* **Goal of the exercise**
For each line of the data below that holds "description", copy the line.

Data extracted from a collection
•••••

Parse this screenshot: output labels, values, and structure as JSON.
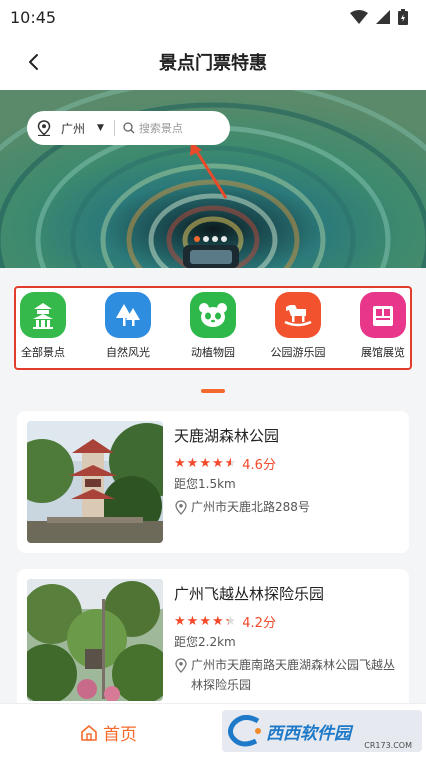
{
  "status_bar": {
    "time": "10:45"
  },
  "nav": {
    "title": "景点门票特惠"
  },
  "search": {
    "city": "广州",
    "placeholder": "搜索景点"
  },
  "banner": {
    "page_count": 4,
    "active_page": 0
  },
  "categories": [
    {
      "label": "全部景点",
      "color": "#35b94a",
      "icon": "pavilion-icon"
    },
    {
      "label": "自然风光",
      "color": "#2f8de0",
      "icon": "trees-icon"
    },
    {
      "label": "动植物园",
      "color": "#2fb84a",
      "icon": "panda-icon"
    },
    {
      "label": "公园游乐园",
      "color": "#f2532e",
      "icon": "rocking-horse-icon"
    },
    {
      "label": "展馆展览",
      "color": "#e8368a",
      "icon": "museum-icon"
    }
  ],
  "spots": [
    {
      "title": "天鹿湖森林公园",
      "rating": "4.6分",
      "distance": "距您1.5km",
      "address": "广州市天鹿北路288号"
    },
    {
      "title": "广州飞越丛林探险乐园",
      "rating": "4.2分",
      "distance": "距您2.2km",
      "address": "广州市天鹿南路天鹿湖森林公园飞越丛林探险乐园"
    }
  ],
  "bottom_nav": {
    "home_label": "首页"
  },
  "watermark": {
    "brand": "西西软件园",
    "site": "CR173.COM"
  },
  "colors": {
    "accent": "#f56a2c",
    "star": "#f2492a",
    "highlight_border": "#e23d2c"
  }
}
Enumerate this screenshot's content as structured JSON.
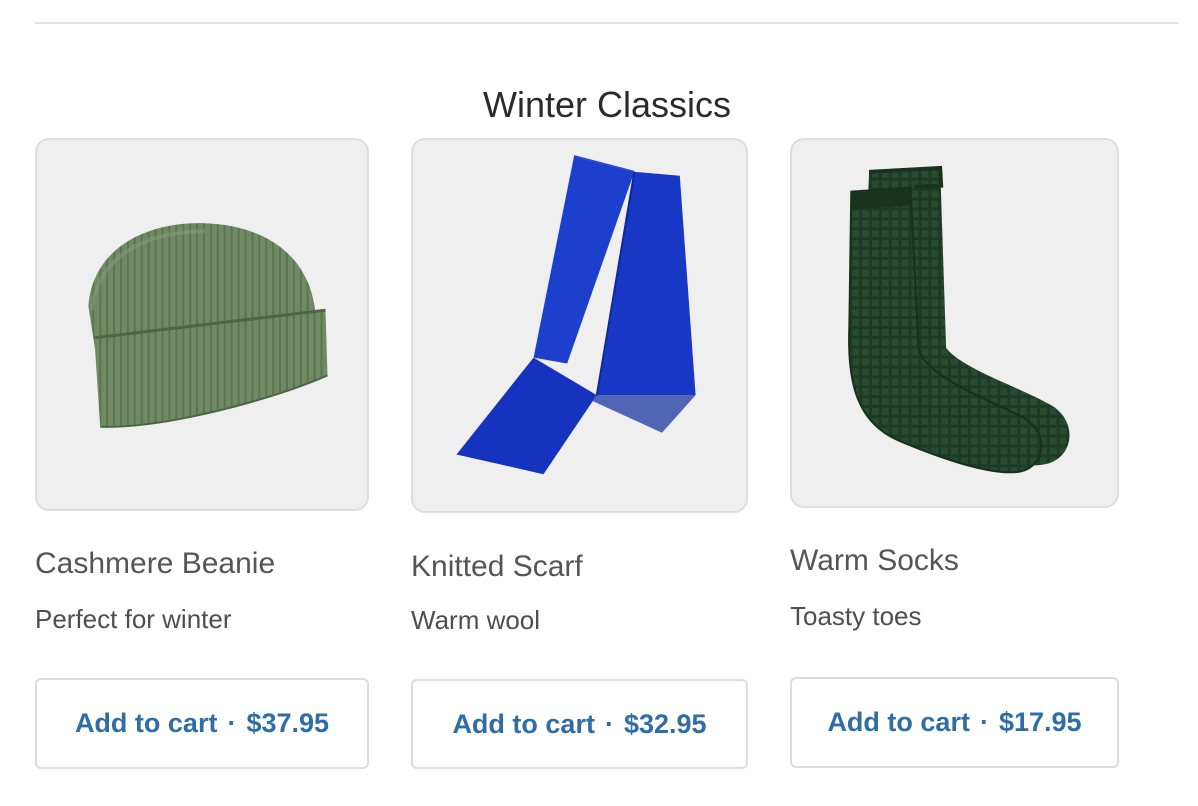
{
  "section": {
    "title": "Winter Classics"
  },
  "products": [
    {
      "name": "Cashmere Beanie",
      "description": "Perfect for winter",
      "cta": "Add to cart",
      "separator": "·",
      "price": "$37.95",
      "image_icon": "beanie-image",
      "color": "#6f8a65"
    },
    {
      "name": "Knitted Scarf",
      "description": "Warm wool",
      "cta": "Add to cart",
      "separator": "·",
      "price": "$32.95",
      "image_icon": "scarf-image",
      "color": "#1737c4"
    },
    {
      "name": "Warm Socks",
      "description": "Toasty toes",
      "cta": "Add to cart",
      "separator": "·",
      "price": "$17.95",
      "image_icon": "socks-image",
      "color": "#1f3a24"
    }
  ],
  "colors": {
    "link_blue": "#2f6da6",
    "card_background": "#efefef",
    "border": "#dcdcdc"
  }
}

•••••

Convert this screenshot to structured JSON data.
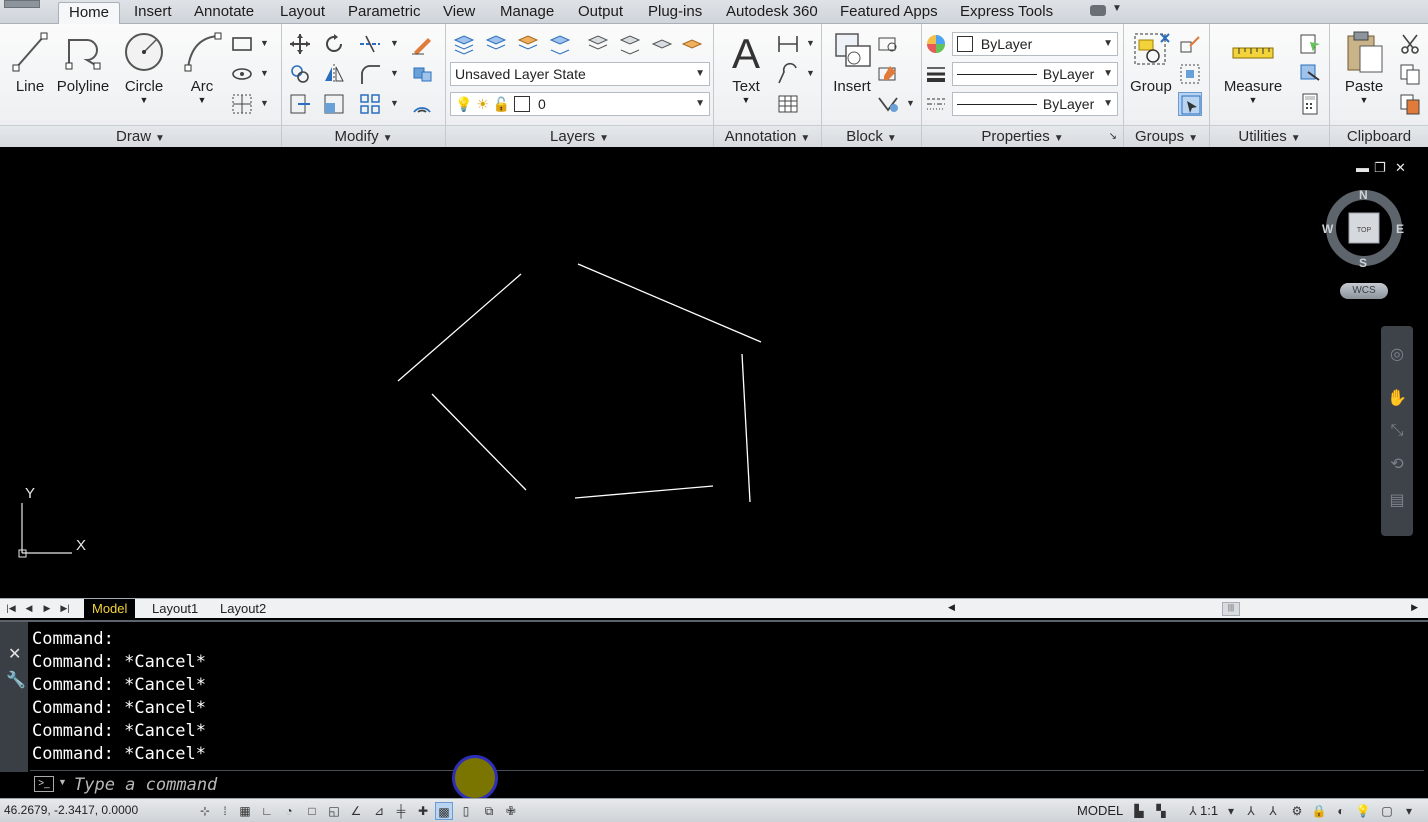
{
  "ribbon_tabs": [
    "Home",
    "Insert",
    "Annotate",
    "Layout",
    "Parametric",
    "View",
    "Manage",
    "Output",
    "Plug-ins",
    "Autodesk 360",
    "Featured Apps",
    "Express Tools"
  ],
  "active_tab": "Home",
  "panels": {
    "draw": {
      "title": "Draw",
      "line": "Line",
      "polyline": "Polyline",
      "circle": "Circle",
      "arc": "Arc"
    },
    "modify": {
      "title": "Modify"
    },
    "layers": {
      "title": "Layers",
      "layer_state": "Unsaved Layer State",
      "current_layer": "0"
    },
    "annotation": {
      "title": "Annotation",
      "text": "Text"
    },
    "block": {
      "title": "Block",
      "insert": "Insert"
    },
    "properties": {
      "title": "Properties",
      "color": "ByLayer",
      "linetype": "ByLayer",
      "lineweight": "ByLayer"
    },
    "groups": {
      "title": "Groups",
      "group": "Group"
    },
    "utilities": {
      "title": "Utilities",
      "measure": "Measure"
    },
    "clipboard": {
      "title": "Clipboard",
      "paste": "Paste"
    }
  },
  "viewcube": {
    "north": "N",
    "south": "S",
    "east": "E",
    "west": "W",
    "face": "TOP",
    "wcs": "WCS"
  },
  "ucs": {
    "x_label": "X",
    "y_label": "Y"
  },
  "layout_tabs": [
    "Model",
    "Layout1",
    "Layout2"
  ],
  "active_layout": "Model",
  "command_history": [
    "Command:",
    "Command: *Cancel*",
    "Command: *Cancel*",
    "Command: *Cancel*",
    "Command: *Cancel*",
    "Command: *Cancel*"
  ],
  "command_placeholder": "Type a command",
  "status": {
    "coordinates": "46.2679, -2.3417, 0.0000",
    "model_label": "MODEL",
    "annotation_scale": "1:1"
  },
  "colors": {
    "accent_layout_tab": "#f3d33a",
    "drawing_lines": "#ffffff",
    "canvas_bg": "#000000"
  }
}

•••••

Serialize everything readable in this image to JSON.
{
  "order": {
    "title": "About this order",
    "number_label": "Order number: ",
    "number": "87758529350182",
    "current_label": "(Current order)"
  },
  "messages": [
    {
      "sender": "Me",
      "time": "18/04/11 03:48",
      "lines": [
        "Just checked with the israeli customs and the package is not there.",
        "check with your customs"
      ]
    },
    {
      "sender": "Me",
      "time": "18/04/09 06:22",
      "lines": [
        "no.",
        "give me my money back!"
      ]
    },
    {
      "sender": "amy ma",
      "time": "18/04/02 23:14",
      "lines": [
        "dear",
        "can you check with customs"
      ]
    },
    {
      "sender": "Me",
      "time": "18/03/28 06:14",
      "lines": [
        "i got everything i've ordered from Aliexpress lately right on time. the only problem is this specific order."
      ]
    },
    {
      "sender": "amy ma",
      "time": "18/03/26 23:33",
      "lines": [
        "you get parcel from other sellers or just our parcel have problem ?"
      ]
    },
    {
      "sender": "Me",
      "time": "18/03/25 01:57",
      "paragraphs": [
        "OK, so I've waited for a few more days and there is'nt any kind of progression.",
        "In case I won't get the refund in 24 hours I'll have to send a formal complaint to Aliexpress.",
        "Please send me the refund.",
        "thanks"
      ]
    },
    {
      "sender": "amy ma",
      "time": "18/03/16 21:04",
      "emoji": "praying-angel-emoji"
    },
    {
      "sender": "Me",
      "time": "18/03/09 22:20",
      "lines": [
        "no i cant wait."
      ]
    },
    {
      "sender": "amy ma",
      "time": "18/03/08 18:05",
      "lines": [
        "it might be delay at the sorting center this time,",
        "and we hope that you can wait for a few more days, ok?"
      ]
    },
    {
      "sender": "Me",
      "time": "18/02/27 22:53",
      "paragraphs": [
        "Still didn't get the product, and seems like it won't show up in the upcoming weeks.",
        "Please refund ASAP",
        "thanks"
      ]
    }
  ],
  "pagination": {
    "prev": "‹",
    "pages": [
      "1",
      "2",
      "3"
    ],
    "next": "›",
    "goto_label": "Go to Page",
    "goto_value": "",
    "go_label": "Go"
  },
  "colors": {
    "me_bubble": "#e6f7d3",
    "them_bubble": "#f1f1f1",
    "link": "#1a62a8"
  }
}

•••••

* **Output of the exercise**
      "description": "Perfect for winter",
      "description": "Warm wool",
      "description": "Toasty toes",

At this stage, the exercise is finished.